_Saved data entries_
[Start]

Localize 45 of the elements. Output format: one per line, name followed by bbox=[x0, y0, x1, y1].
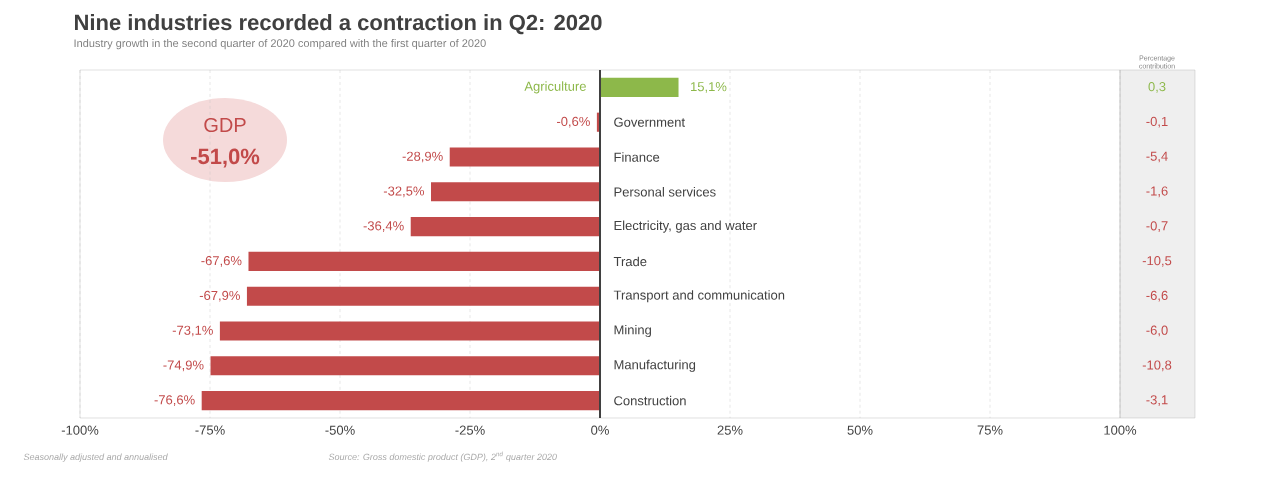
text: -6,6 bbox=[1146, 290, 1168, 302]
text: Seasonally adjusted and annualised bbox=[23, 453, 168, 462]
annotation: GDP bbox=[204, 117, 246, 133]
text: -10,8 bbox=[1142, 360, 1172, 372]
text: -0,7 bbox=[1146, 221, 1168, 232]
text: -0,1 bbox=[1146, 116, 1168, 128]
x-tick-label: 75% bbox=[977, 425, 1003, 435]
data-label: -36,4% bbox=[363, 221, 404, 232]
data-label: -76,6% bbox=[154, 395, 195, 406]
chart-subtitle: Industry growth in the second quarter of 2020 compared with the first quarter of 2020 bbox=[74, 39, 486, 50]
x-tick-label: 25% bbox=[717, 425, 743, 435]
y-tick-label: Mining bbox=[614, 324, 651, 338]
x-tick-label: 100% bbox=[1104, 425, 1137, 435]
y-tick-label: Government bbox=[614, 117, 685, 127]
x-tick-label: -50% bbox=[325, 425, 355, 435]
y-tick-label: Trade bbox=[613, 256, 647, 267]
annotation: -51,0% bbox=[191, 148, 260, 168]
x-tick-label: -75% bbox=[195, 425, 225, 435]
text: -10,5 bbox=[1142, 256, 1172, 267]
text: 0,3 bbox=[1148, 82, 1166, 93]
data-label: -32,5% bbox=[383, 186, 425, 198]
data-label: -74,9% bbox=[163, 360, 204, 372]
data-label: -67,6% bbox=[201, 256, 242, 267]
data-label: 15,1% bbox=[691, 82, 727, 93]
data-label: -28,9% bbox=[402, 151, 443, 163]
y-tick-label: Electricity, gas and water bbox=[614, 220, 757, 233]
data-label: -67,9% bbox=[199, 290, 240, 302]
y-tick-label: Agriculture bbox=[524, 81, 586, 94]
y-tick-label: Finance bbox=[614, 152, 660, 162]
y-tick-label: Construction bbox=[614, 395, 686, 406]
y-tick-label: Manufacturing bbox=[614, 359, 696, 372]
data-label: -0,6% bbox=[556, 116, 590, 128]
y-tick-label: Personal services bbox=[614, 187, 716, 197]
text: -3,1 bbox=[1146, 395, 1168, 406]
text: Source: Gross domestic product (GDP), 2$^{nd}$ quarter 2020 bbox=[328, 451, 557, 462]
y-tick-label: Transport and communication bbox=[613, 290, 785, 303]
x-tick-label: -100% bbox=[61, 425, 99, 435]
text: -5,4 bbox=[1146, 151, 1168, 163]
x-tick-label: -25% bbox=[455, 425, 485, 435]
x-tick-label: 0% bbox=[591, 425, 609, 435]
x-tick-label: 50% bbox=[847, 425, 873, 435]
data-label: -73,1% bbox=[172, 325, 213, 337]
text: -6,0 bbox=[1146, 325, 1168, 337]
chart-title: Nine industries recorded a contraction in Q2: 2020 bbox=[75, 14, 602, 35]
text: -1,6 bbox=[1146, 186, 1168, 198]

[End]

_Task_
Echo every line of the items shown above without any changes, and omit the pictures from your output.

_Expected output_
Localize 45 of the elements. Output format: one per line, name followed by bbox=[x0, y0, x1, y1].
text: -6,6 bbox=[1146, 290, 1168, 302]
text: Seasonally adjusted and annualised bbox=[23, 453, 168, 462]
annotation: GDP bbox=[204, 117, 246, 133]
text: -10,8 bbox=[1142, 360, 1172, 372]
text: -0,7 bbox=[1146, 221, 1168, 232]
text: -0,1 bbox=[1146, 116, 1168, 128]
x-tick-label: 75% bbox=[977, 425, 1003, 435]
data-label: -36,4% bbox=[363, 221, 404, 232]
data-label: -76,6% bbox=[154, 395, 195, 406]
chart-subtitle: Industry growth in the second quarter of 2020 compared with the first quarter of 2020 bbox=[74, 39, 486, 50]
x-tick-label: 25% bbox=[717, 425, 743, 435]
y-tick-label: Mining bbox=[614, 324, 651, 338]
x-tick-label: 100% bbox=[1104, 425, 1137, 435]
y-tick-label: Government bbox=[614, 117, 685, 127]
x-tick-label: -50% bbox=[325, 425, 355, 435]
y-tick-label: Trade bbox=[613, 256, 647, 267]
annotation: -51,0% bbox=[191, 148, 260, 168]
x-tick-label: -75% bbox=[195, 425, 225, 435]
text: -10,5 bbox=[1142, 256, 1172, 267]
text: 0,3 bbox=[1148, 82, 1166, 93]
data-label: -32,5% bbox=[383, 186, 425, 198]
data-label: -74,9% bbox=[163, 360, 204, 372]
data-label: -67,6% bbox=[201, 256, 242, 267]
data-label: 15,1% bbox=[691, 82, 727, 93]
data-label: -28,9% bbox=[402, 151, 443, 163]
y-tick-label: Electricity, gas and water bbox=[614, 220, 757, 233]
data-label: -67,9% bbox=[199, 290, 240, 302]
y-tick-label: Agriculture bbox=[524, 81, 586, 94]
y-tick-label: Finance bbox=[614, 152, 660, 162]
y-tick-label: Construction bbox=[614, 395, 686, 406]
y-tick-label: Manufacturing bbox=[614, 359, 696, 372]
data-label: -0,6% bbox=[556, 116, 590, 128]
y-tick-label: Personal services bbox=[614, 187, 716, 197]
text: -3,1 bbox=[1146, 395, 1168, 406]
text: Source: Gross domestic product (GDP), 2$^{nd}$ quarter 2020 bbox=[328, 451, 557, 462]
y-tick-label: Transport and communication bbox=[613, 290, 785, 303]
x-tick-label: -100% bbox=[61, 425, 99, 435]
text: -5,4 bbox=[1146, 151, 1168, 163]
x-tick-label: -25% bbox=[455, 425, 485, 435]
x-tick-label: 0% bbox=[591, 425, 609, 435]
x-tick-label: 50% bbox=[847, 425, 873, 435]
data-label: -73,1% bbox=[172, 325, 213, 337]
text: -6,0 bbox=[1146, 325, 1168, 337]
chart-title: Nine industries recorded a contraction in Q2: 2020 bbox=[75, 14, 602, 35]
text: -1,6 bbox=[1146, 186, 1168, 198]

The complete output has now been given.